**** Records for processing

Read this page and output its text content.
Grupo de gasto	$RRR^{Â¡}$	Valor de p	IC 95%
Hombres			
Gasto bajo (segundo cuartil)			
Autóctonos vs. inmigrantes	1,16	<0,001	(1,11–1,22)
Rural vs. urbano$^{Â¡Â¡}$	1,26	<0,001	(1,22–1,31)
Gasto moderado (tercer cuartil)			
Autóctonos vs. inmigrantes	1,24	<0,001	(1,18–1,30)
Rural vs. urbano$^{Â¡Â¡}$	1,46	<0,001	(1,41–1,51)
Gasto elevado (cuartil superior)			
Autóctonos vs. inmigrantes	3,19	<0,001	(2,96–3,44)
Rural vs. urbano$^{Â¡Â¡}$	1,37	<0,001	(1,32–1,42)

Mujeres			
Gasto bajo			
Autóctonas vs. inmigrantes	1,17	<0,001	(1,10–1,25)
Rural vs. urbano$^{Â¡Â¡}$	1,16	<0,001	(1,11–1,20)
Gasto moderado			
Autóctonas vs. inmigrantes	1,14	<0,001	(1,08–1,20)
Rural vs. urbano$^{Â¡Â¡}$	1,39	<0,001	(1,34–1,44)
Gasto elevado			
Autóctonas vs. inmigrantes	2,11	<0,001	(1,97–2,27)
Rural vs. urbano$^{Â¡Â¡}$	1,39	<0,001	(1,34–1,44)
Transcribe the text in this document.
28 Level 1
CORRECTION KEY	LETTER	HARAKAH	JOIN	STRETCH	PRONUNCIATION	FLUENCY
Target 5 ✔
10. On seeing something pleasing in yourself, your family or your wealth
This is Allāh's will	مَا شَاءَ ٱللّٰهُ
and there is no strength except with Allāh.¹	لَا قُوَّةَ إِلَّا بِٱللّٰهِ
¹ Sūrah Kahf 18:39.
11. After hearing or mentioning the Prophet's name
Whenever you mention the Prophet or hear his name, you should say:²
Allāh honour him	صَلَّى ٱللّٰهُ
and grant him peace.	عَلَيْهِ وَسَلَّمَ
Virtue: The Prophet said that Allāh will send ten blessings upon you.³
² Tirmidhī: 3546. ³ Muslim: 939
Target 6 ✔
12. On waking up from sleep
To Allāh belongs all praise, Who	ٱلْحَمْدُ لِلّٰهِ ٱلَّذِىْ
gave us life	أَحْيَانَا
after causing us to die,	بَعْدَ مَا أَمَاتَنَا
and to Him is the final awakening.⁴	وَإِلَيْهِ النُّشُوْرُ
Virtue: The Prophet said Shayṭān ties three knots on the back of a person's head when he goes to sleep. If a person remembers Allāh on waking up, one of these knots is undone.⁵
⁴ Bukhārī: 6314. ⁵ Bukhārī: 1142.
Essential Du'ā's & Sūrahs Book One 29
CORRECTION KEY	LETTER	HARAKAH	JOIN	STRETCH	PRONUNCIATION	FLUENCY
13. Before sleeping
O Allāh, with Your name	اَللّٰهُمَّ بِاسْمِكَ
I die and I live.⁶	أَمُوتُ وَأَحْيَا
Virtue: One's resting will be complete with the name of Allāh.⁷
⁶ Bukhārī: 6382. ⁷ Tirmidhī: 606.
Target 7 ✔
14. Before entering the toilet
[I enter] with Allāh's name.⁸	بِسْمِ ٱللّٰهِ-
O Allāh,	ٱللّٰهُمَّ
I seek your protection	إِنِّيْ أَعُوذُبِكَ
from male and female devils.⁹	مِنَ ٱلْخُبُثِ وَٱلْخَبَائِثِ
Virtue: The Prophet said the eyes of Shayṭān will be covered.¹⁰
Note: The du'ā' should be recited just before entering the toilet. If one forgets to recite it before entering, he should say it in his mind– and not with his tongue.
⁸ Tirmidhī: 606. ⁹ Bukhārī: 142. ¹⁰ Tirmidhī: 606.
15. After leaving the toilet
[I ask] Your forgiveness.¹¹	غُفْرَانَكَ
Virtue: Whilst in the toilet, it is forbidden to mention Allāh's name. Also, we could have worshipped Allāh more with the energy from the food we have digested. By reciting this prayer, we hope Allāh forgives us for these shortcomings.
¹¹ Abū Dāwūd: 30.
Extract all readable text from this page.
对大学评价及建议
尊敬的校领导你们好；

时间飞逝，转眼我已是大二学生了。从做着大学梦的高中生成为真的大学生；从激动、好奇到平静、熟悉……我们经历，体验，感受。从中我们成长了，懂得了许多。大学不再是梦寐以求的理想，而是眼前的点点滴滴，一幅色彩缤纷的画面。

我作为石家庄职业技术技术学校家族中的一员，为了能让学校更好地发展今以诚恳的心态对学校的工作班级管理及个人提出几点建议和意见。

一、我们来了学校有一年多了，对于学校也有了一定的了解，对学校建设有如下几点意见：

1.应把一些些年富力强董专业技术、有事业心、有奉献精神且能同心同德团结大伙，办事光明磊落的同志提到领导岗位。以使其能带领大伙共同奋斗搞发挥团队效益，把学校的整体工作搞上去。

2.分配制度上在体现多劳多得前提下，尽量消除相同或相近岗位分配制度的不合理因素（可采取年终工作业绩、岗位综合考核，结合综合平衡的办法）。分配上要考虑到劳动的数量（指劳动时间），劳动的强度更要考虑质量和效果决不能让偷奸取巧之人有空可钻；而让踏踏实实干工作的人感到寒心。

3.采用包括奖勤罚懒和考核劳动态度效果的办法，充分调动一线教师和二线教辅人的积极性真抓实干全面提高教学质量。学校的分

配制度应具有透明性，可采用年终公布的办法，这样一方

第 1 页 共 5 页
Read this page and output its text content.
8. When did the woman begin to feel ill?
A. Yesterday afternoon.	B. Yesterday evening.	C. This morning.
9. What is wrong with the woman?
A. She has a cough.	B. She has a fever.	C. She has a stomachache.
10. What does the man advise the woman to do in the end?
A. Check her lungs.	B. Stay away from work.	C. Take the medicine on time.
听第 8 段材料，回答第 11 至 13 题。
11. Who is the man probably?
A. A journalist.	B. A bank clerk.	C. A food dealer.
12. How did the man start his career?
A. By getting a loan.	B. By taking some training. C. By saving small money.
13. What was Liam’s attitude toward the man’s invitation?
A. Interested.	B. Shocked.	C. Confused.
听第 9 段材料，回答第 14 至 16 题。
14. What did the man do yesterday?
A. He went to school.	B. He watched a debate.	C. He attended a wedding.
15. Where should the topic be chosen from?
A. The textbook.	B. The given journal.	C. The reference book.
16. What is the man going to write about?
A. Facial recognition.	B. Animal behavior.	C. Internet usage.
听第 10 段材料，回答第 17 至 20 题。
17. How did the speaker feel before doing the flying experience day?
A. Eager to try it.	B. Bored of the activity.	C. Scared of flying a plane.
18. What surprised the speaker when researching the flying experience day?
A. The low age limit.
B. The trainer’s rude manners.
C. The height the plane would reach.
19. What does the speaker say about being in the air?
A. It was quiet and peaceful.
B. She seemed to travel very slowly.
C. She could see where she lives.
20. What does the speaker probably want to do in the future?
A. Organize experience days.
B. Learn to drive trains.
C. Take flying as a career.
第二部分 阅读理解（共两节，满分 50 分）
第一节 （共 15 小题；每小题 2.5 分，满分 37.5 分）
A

********

# Exercise aim:
Reproduce every entry shown above, precisely as it stands.

# Response below:
Read this page and output its text content.
Grupo de gasto	$RRR^{Â¡}$	Valor de p	IC 95%
Hombres			
Gasto bajo (segundo cuartil)			
Autóctonos vs. inmigrantes	1,16	<0,001	(1,11–1,22)
Rural vs. urbano$^{Â¡Â¡}$	1,26	<0,001	(1,22–1,31)
Gasto moderado (tercer cuartil)			
Autóctonos vs. inmigrantes	1,24	<0,001	(1,18–1,30)
Rural vs. urbano$^{Â¡Â¡}$	1,46	<0,001	(1,41–1,51)
Gasto elevado (cuartil superior)			
Autóctonos vs. inmigrantes	3,19	<0,001	(2,96–3,44)
Rural vs. urbano$^{Â¡Â¡}$	1,37	<0,001	(1,32–1,42)

Mujeres			
Gasto bajo			
Autóctonas vs. inmigrantes	1,17	<0,001	(1,10–1,25)
Rural vs. urbano$^{Â¡Â¡}$	1,16	<0,001	(1,11–1,20)
Gasto moderado			
Autóctonas vs. inmigrantes	1,14	<0,001	(1,08–1,20)
Rural vs. urbano$^{Â¡Â¡}$	1,39	<0,001	(1,34–1,44)
Gasto elevado			
Autóctonas vs. inmigrantes	2,11	<0,001	(1,97–2,27)
Rural vs. urbano$^{Â¡Â¡}$	1,39	<0,001	(1,34–1,44)
Transcribe the text in this document.
28 Level 1
CORRECTION KEY	LETTER	HARAKAH	JOIN	STRETCH	PRONUNCIATION	FLUENCY
Target 5 ✔
10. On seeing something pleasing in yourself, your family or your wealth
This is Allāh's will	مَا شَاءَ ٱللّٰهُ
and there is no strength except with Allāh.¹	لَا قُوَّةَ إِلَّا بِٱللّٰهِ
¹ Sūrah Kahf 18:39.
11. After hearing or mentioning the Prophet's name
Whenever you mention the Prophet or hear his name, you should say:²
Allāh honour him	صَلَّى ٱللّٰهُ
and grant him peace.	عَلَيْهِ وَسَلَّمَ
Virtue: The Prophet said that Allāh will send ten blessings upon you.³
² Tirmidhī: 3546. ³ Muslim: 939
Target 6 ✔
12. On waking up from sleep
To Allāh belongs all praise, Who	ٱلْحَمْدُ لِلّٰهِ ٱلَّذِىْ
gave us life	أَحْيَانَا
after causing us to die,	بَعْدَ مَا أَمَاتَنَا
and to Him is the final awakening.⁴	وَإِلَيْهِ النُّشُوْرُ
Virtue: The Prophet said Shayṭān ties three knots on the back of a person's head when he goes to sleep. If a person remembers Allāh on waking up, one of these knots is undone.⁵
⁴ Bukhārī: 6314. ⁵ Bukhārī: 1142.
Essential Du'ā's & Sūrahs Book One 29
CORRECTION KEY	LETTER	HARAKAH	JOIN	STRETCH	PRONUNCIATION	FLUENCY
13. Before sleeping
O Allāh, with Your name	اَللّٰهُمَّ بِاسْمِكَ
I die and I live.⁶	أَمُوتُ وَأَحْيَا
Virtue: One's resting will be complete with the name of Allāh.⁷
⁶ Bukhārī: 6382. ⁷ Tirmidhī: 606.
Target 7 ✔
14. Before entering the toilet
[I enter] with Allāh's name.⁸	بِسْمِ ٱللّٰهِ-
O Allāh,	ٱللّٰهُمَّ
I seek your protection	إِنِّيْ أَعُوذُبِكَ
from male and female devils.⁹	مِنَ ٱلْخُبُثِ وَٱلْخَبَائِثِ
Virtue: The Prophet said the eyes of Shayṭān will be covered.¹⁰
Note: The du'ā' should be recited just before entering the toilet. If one forgets to recite it before entering, he should say it in his mind– and not with his tongue.
⁸ Tirmidhī: 606. ⁹ Bukhārī: 142. ¹⁰ Tirmidhī: 606.
15. After leaving the toilet
[I ask] Your forgiveness.¹¹	غُفْرَانَكَ
Virtue: Whilst in the toilet, it is forbidden to mention Allāh's name. Also, we could have worshipped Allāh more with the energy from the food we have digested. By reciting this prayer, we hope Allāh forgives us for these shortcomings.
¹¹ Abū Dāwūd: 30.
Extract all readable text from this page.
对大学评价及建议
尊敬的校领导你们好；

时间飞逝，转眼我已是大二学生了。从做着大学梦的高中生成为真的大学生；从激动、好奇到平静、熟悉……我们经历，体验，感受。从中我们成长了，懂得了许多。大学不再是梦寐以求的理想，而是眼前的点点滴滴，一幅色彩缤纷的画面。

我作为石家庄职业技术技术学校家族中的一员，为了能让学校更好地发展今以诚恳的心态对学校的工作班级管理及个人提出几点建议和意见。

一、我们来了学校有一年多了，对于学校也有了一定的了解，对学校建设有如下几点意见：

1.应把一些些年富力强董专业技术、有事业心、有奉献精神且能同心同德团结大伙，办事光明磊落的同志提到领导岗位。以使其能带领大伙共同奋斗搞发挥团队效益，把学校的整体工作搞上去。

2.分配制度上在体现多劳多得前提下，尽量消除相同或相近岗位分配制度的不合理因素（可采取年终工作业绩、岗位综合考核，结合综合平衡的办法）。分配上要考虑到劳动的数量（指劳动时间），劳动的强度更要考虑质量和效果决不能让偷奸取巧之人有空可钻；而让踏踏实实干工作的人感到寒心。

3.采用包括奖勤罚懒和考核劳动态度效果的办法，充分调动一线教师和二线教辅人的积极性真抓实干全面提高教学质量。学校的分

配制度应具有透明性，可采用年终公布的办法，这样一方

第 1 页 共 5 页
Read this page and output its text content.
8. When did the woman begin to feel ill?
A. Yesterday afternoon.	B. Yesterday evening.	C. This morning.
9. What is wrong with the woman?
A. She has a cough.	B. She has a fever.	C. She has a stomachache.
10. What does the man advise the woman to do in the end?
A. Check her lungs.	B. Stay away from work.	C. Take the medicine on time.
听第 8 段材料，回答第 11 至 13 题。
11. Who is the man probably?
A. A journalist.	B. A bank clerk.	C. A food dealer.
12. How did the man start his career?
A. By getting a loan.	B. By taking some training. C. By saving small money.
13. What was Liam’s attitude toward the man’s invitation?
A. Interested.	B. Shocked.	C. Confused.
听第 9 段材料，回答第 14 至 16 题。
14. What did the man do yesterday?
A. He went to school.	B. He watched a debate.	C. He attended a wedding.
15. Where should the topic be chosen from?
A. The textbook.	B. The given journal.	C. The reference book.
16. What is the man going to write about?
A. Facial recognition.	B. Animal behavior.	C. Internet usage.
听第 10 段材料，回答第 17 至 20 题。
17. How did the speaker feel before doing the flying experience day?
A. Eager to try it.	B. Bored of the activity.	C. Scared of flying a plane.
18. What surprised the speaker when researching the flying experience day?
A. The low age limit.
B. The trainer’s rude manners.
C. The height the plane would reach.
19. What does the speaker say about being in the air?
A. It was quiet and peaceful.
B. She seemed to travel very slowly.
C. She could see where she lives.
20. What does the speaker probably want to do in the future?
A. Organize experience days.
B. Learn to drive trains.
C. Take flying as a career.
第二部分 阅读理解（共两节，满分 50 分）
第一节 （共 15 小题；每小题 2.5 分，满分 37.5 分）
A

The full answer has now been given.